### EXERCISE REQUIREMENTS
In the entries that follow, reproduce without any change the stretch of lines from the one containing "date-annotation-circle bbox=[1073, 55, 1162, 93]" through the one containing "message-date: 30 Jan, 2015", including both of those lines.

### DATA EXCERPTS
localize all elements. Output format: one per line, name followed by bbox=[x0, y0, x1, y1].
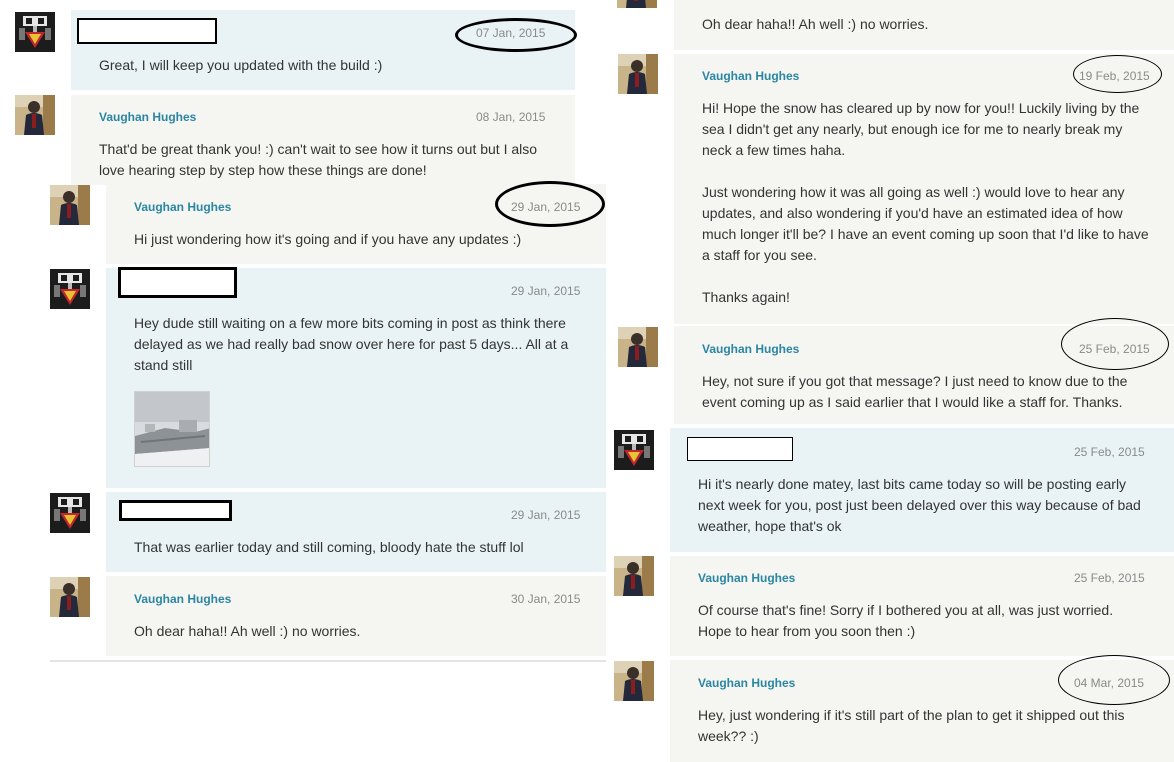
date-annotation-circle bbox=[1073, 55, 1162, 93]
avatar[interactable] bbox=[614, 430, 654, 470]
avatar[interactable] bbox=[15, 12, 55, 52]
avatar[interactable] bbox=[50, 269, 90, 309]
message-date: 25 Feb, 2015 bbox=[1074, 571, 1145, 585]
author-name[interactable]: Vaughan Hughes bbox=[99, 110, 196, 124]
message-text: That was earlier today and still coming,… bbox=[134, 539, 524, 555]
message-text: Hi it's nearly done matey, last bits cam… bbox=[698, 476, 1141, 534]
message-date: 29 Jan, 2015 bbox=[511, 284, 581, 298]
date-annotation-circle bbox=[1058, 655, 1170, 705]
author-name[interactable]: Vaughan Hughes bbox=[702, 69, 799, 83]
avatar[interactable] bbox=[15, 95, 55, 135]
author-name[interactable]: Vaughan Hughes bbox=[134, 200, 231, 214]
avatar[interactable] bbox=[618, 54, 658, 94]
author-name[interactable]: Vaughan Hughes bbox=[698, 676, 795, 690]
message-text: Hey dude still waiting on a few more bit… bbox=[134, 315, 569, 373]
avatar[interactable] bbox=[614, 556, 654, 596]
redacted-username bbox=[77, 18, 217, 44]
date-annotation-circle bbox=[1061, 318, 1169, 370]
message-date: 29 Jan, 2015 bbox=[511, 508, 581, 522]
message-date: 30 Jan, 2015 bbox=[511, 592, 581, 606]
message-date: 25 Feb, 2015 bbox=[1074, 445, 1145, 459]
message-text: Great, I will keep you updated with the … bbox=[99, 57, 383, 73]
divider bbox=[50, 660, 606, 662]
message-text: Oh dear haha!! Ah well :) no worries. bbox=[134, 623, 361, 639]
date-annotation-circle bbox=[455, 18, 577, 52]
redacted-username bbox=[118, 267, 237, 298]
snow-photo-attachment[interactable] bbox=[134, 391, 210, 467]
avatar[interactable] bbox=[618, 327, 658, 367]
author-name[interactable]: Vaughan Hughes bbox=[698, 571, 795, 585]
message-text: Hi just wondering how it's going and if … bbox=[134, 231, 522, 247]
avatar[interactable] bbox=[50, 577, 90, 617]
avatar[interactable] bbox=[617, 0, 657, 8]
avatar[interactable] bbox=[50, 493, 90, 533]
date-annotation-circle bbox=[495, 181, 605, 227]
message-date: 08 Jan, 2015 bbox=[476, 110, 546, 124]
message-text: That'd be great thank you! :) can't wait… bbox=[99, 141, 538, 178]
message-text: Of course that's fine! Sorry if I bother… bbox=[698, 602, 1114, 639]
message-text: Hey, just wondering if it's still part o… bbox=[698, 707, 1125, 744]
avatar[interactable] bbox=[50, 185, 90, 225]
author-name[interactable]: Vaughan Hughes bbox=[134, 592, 231, 606]
message-text: Oh dear haha!! Ah well :) no worries. bbox=[702, 16, 929, 32]
author-name[interactable]: Vaughan Hughes bbox=[702, 342, 799, 356]
redacted-username bbox=[119, 500, 232, 521]
message-bubble bbox=[106, 576, 606, 656]
redacted-username bbox=[687, 437, 793, 461]
message-text: Hey, not sure if you got that message? I… bbox=[702, 373, 1128, 410]
message-text: Hi! Hope the snow has cleared up by now … bbox=[702, 100, 1149, 305]
avatar[interactable] bbox=[614, 661, 654, 701]
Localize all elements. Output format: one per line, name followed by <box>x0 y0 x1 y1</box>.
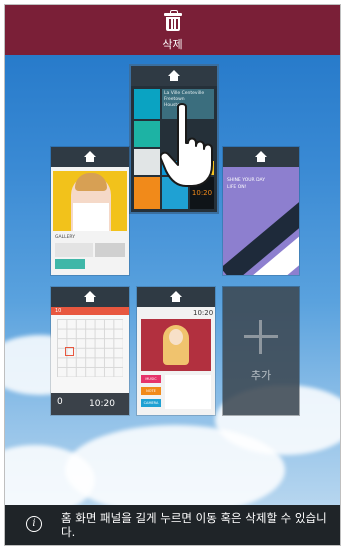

### THE ANSWER
date-annotation-circle bbox=[1073, 55, 1162, 93]
avatar[interactable] bbox=[614, 430, 654, 470]
avatar[interactable] bbox=[15, 12, 55, 52]
avatar[interactable] bbox=[50, 269, 90, 309]
message-date: 25 Feb, 2015 bbox=[1074, 571, 1145, 585]
author-name[interactable]: Vaughan Hughes bbox=[99, 110, 196, 124]
message-text: That was earlier today and still coming,… bbox=[134, 539, 524, 555]
message-text: Hi it's nearly done matey, last bits cam… bbox=[698, 476, 1141, 534]
message-date: 29 Jan, 2015 bbox=[511, 284, 581, 298]
date-annotation-circle bbox=[1058, 655, 1170, 705]
author-name[interactable]: Vaughan Hughes bbox=[702, 69, 799, 83]
avatar[interactable] bbox=[15, 95, 55, 135]
author-name[interactable]: Vaughan Hughes bbox=[134, 200, 231, 214]
avatar[interactable] bbox=[618, 54, 658, 94]
author-name[interactable]: Vaughan Hughes bbox=[698, 676, 795, 690]
message-text: Hey dude still waiting on a few more bit… bbox=[134, 315, 569, 373]
avatar[interactable] bbox=[614, 556, 654, 596]
redacted-username bbox=[77, 18, 217, 44]
date-annotation-circle bbox=[1061, 318, 1169, 370]
message-date: 29 Jan, 2015 bbox=[511, 508, 581, 522]
message-date: 30 Jan, 2015 bbox=[511, 592, 581, 606]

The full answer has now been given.